» **Given exercise**: Can you reproduce everything from the start of the data down to and including the line that contains "- svg-text:300.00: 300.00: [1156, 491, 1187, 502]", with nothing changed?

» **Given records**:
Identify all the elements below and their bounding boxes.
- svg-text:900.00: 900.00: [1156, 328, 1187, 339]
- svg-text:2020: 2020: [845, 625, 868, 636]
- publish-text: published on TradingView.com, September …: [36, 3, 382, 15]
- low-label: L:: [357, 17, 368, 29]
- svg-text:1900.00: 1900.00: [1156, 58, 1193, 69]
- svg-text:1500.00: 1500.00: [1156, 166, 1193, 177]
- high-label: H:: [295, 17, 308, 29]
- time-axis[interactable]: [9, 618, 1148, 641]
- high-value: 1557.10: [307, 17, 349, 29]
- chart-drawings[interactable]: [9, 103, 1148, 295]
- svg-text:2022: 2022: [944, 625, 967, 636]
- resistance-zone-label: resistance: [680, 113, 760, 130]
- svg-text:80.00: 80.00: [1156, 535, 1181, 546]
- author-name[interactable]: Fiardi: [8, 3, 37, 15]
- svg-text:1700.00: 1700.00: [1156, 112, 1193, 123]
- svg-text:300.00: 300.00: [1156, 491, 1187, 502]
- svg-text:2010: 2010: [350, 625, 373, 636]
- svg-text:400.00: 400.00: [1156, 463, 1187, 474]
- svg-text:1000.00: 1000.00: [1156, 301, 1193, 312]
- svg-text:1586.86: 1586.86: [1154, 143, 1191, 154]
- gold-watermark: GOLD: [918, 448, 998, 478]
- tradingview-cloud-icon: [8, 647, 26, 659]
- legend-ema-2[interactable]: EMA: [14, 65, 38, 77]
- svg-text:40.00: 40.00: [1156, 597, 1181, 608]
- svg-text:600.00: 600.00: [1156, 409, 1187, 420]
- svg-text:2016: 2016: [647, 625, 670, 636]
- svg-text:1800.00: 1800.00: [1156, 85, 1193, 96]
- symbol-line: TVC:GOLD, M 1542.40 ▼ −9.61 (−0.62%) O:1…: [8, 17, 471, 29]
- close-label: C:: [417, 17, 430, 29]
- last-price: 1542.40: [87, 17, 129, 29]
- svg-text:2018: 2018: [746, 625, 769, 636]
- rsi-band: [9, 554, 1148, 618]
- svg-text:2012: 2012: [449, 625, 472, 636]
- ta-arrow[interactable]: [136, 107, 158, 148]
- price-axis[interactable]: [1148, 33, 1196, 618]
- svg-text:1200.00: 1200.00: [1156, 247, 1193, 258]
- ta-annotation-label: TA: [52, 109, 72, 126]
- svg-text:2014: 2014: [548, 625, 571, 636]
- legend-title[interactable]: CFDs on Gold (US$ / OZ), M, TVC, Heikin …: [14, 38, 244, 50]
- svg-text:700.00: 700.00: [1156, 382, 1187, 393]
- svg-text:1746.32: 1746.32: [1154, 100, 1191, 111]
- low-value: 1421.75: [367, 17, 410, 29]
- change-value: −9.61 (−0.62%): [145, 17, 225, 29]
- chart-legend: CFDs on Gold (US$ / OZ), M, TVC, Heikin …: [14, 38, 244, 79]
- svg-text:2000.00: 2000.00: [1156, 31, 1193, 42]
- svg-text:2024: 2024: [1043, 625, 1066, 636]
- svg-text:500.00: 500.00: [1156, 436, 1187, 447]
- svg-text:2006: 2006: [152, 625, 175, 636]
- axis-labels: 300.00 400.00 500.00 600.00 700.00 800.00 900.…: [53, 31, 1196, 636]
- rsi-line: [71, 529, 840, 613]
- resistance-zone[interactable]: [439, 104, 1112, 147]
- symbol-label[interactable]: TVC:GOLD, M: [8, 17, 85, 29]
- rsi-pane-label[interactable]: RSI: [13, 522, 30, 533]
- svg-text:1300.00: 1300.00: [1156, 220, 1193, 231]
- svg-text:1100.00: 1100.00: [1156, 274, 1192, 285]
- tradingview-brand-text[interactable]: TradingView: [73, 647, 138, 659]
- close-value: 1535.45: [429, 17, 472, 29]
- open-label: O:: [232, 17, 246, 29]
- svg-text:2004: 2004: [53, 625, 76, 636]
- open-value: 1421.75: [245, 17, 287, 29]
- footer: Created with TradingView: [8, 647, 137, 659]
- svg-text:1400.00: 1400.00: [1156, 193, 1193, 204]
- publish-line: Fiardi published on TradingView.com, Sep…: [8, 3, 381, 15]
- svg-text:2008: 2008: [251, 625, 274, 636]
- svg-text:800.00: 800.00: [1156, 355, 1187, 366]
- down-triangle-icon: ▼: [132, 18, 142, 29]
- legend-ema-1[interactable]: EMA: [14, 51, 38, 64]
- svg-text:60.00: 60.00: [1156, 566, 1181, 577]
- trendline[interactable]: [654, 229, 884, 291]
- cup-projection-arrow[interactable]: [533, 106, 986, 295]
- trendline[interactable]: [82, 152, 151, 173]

» **Correct answer**:
Identify all the elements below and their bounding boxes.
- svg-text:900.00: 900.00: [1156, 328, 1187, 339]
- svg-text:2020: 2020: [845, 625, 868, 636]
- publish-text: published on TradingView.com, September …: [36, 3, 382, 15]
- low-label: L:: [357, 17, 368, 29]
- svg-text:1900.00: 1900.00: [1156, 58, 1193, 69]
- svg-text:1500.00: 1500.00: [1156, 166, 1193, 177]
- high-label: H:: [295, 17, 308, 29]
- time-axis[interactable]: [9, 618, 1148, 641]
- high-value: 1557.10: [307, 17, 349, 29]
- chart-drawings[interactable]: [9, 103, 1148, 295]
- svg-text:2022: 2022: [944, 625, 967, 636]
- resistance-zone-label: resistance: [680, 113, 760, 130]
- svg-text:80.00: 80.00: [1156, 535, 1181, 546]
- author-name[interactable]: Fiardi: [8, 3, 37, 15]
- svg-text:1700.00: 1700.00: [1156, 112, 1193, 123]
- svg-text:300.00: 300.00: [1156, 491, 1187, 502]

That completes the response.